## Exercise brief
Pull every line containing "pontual" out of the material below.

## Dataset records

*****

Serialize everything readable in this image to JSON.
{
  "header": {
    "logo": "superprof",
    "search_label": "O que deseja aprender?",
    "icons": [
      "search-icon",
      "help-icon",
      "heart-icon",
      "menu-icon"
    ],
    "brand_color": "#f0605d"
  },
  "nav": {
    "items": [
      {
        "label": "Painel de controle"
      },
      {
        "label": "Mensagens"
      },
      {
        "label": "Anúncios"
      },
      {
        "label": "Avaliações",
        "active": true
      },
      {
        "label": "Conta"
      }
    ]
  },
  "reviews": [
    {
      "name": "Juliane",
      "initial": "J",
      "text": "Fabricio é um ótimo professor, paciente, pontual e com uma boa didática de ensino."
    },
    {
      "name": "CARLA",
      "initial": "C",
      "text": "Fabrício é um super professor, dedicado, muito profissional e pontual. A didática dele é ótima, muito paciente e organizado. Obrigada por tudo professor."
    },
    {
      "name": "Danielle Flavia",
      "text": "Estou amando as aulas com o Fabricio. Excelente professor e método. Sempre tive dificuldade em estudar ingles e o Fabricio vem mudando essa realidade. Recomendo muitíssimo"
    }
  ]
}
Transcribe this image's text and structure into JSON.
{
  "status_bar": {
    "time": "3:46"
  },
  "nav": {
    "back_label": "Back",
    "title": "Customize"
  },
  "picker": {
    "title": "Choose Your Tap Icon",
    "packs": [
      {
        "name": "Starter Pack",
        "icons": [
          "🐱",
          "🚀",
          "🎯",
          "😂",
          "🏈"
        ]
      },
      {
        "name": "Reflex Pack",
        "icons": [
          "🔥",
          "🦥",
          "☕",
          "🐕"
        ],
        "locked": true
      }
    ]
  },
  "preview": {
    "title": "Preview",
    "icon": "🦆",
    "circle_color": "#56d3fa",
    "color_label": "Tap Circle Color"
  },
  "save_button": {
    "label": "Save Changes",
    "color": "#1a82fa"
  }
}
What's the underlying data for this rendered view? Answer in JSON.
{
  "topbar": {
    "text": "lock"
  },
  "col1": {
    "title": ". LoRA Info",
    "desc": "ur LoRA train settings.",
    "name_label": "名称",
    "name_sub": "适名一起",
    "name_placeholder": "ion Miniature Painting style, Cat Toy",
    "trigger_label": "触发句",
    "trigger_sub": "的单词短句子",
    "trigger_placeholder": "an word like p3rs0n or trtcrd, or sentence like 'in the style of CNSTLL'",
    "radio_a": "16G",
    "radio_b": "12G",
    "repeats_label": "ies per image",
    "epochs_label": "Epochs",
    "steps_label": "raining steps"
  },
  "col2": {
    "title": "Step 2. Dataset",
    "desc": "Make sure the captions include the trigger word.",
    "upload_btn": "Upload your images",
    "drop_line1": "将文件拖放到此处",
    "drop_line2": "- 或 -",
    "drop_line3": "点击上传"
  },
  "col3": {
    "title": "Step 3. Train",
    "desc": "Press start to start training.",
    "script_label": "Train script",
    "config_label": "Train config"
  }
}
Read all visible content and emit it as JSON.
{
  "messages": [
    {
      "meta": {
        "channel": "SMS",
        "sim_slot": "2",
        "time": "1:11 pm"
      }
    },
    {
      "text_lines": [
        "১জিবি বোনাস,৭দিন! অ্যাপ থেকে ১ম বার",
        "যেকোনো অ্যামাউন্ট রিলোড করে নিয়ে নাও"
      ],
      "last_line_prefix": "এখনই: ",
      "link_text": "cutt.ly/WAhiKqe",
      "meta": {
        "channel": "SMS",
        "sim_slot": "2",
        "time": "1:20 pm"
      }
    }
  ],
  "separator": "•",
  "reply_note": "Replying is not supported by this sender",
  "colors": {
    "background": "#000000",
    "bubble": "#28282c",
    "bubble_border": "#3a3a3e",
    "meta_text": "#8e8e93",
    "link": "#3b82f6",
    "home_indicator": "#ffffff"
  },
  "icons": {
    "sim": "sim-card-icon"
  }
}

*****

## Output below
      "text": "Fabricio é um ótimo professor, paciente, pontual e com uma boa didática de ensino."
      "text": "Fabrício é um super professor, dedicado, muito profissional e pontual. A didática dele é ótima, muito paciente e organizado. Obrigada por tudo professor."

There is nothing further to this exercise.